++++ Input records

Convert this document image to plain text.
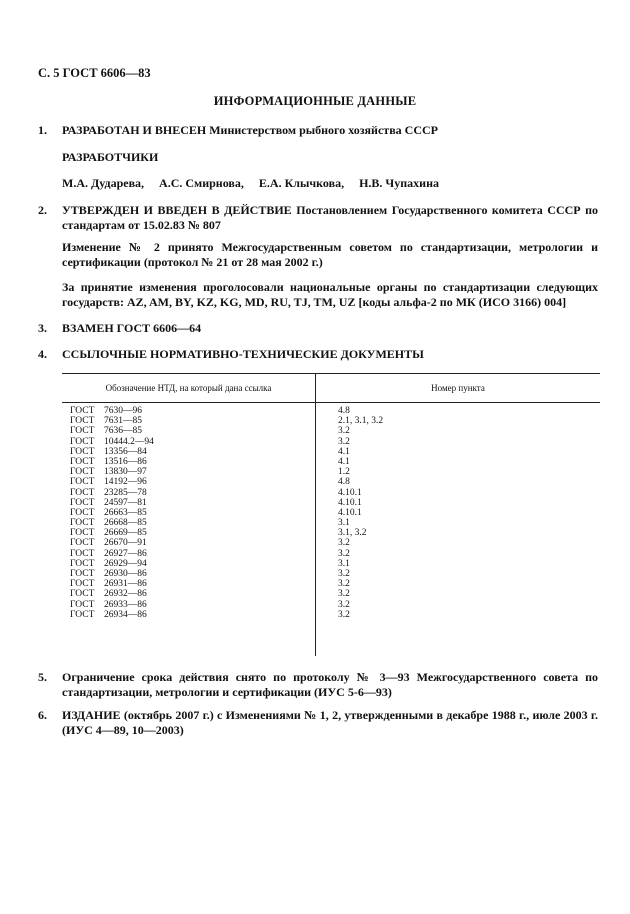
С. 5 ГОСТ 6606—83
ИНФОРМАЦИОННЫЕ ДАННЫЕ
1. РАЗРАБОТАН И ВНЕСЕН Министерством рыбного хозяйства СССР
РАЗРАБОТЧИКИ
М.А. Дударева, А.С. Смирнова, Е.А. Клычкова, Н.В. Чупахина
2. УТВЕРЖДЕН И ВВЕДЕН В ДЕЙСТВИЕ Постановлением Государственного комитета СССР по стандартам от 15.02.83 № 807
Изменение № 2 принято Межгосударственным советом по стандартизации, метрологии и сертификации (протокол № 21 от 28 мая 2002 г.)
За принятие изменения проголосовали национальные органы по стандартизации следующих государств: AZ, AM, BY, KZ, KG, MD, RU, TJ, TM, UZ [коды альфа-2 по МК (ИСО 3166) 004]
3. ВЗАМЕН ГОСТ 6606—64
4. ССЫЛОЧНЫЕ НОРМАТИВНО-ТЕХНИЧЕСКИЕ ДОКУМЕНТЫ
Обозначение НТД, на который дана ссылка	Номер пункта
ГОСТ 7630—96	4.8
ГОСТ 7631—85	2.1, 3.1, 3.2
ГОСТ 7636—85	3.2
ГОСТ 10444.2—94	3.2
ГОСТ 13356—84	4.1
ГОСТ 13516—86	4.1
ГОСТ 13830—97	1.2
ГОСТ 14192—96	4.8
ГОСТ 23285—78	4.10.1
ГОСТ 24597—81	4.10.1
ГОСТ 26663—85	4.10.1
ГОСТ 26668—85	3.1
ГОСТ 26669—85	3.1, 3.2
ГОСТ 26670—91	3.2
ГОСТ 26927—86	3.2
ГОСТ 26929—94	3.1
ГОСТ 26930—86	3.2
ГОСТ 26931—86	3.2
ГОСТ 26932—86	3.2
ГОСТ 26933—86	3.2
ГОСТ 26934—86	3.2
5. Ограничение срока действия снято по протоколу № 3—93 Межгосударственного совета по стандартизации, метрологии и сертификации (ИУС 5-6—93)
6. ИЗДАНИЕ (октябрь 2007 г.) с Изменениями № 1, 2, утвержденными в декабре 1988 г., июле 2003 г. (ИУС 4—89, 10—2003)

++++++++

§ Exercise directions: Copy the entries exactly. Leave out the images.

§ Answer to the problem:
Convert this document image to plain text.
С. 5 ГОСТ 6606—83
ИНФОРМАЦИОННЫЕ ДАННЫЕ
1. РАЗРАБОТАН И ВНЕСЕН Министерством рыбного хозяйства СССР
РАЗРАБОТЧИКИ
М.А. Дударева, А.С. Смирнова, Е.А. Клычкова, Н.В. Чупахина
2. УТВЕРЖДЕН И ВВЕДЕН В ДЕЙСТВИЕ Постановлением Государственного комитета СССР по стандартам от 15.02.83 № 807
Изменение № 2 принято Межгосударственным советом по стандартизации, метрологии и сертификации (протокол № 21 от 28 мая 2002 г.)
За принятие изменения проголосовали национальные органы по стандартизации следующих государств: AZ, AM, BY, KZ, KG, MD, RU, TJ, TM, UZ [коды альфа-2 по МК (ИСО 3166) 004]
3. ВЗАМЕН ГОСТ 6606—64
4. ССЫЛОЧНЫЕ НОРМАТИВНО-ТЕХНИЧЕСКИЕ ДОКУМЕНТЫ
Обозначение НТД, на который дана ссылка	Номер пункта
ГОСТ 7630—96	4.8
ГОСТ 7631—85	2.1, 3.1, 3.2
ГОСТ 7636—85	3.2
ГОСТ 10444.2—94	3.2
ГОСТ 13356—84	4.1
ГОСТ 13516—86	4.1
ГОСТ 13830—97	1.2
ГОСТ 14192—96	4.8
ГОСТ 23285—78	4.10.1
ГОСТ 24597—81	4.10.1
ГОСТ 26663—85	4.10.1
ГОСТ 26668—85	3.1
ГОСТ 26669—85	3.1, 3.2
ГОСТ 26670—91	3.2
ГОСТ 26927—86	3.2
ГОСТ 26929—94	3.1
ГОСТ 26930—86	3.2
ГОСТ 26931—86	3.2
ГОСТ 26932—86	3.2
ГОСТ 26933—86	3.2
ГОСТ 26934—86	3.2
5. Ограничение срока действия снято по протоколу № 3—93 Межгосударственного совета по стандартизации, метрологии и сертификации (ИУС 5-6—93)
6. ИЗДАНИЕ (октябрь 2007 г.) с Изменениями № 1, 2, утвержденными в декабре 1988 г., июле 2003 г. (ИУС 4—89, 10—2003)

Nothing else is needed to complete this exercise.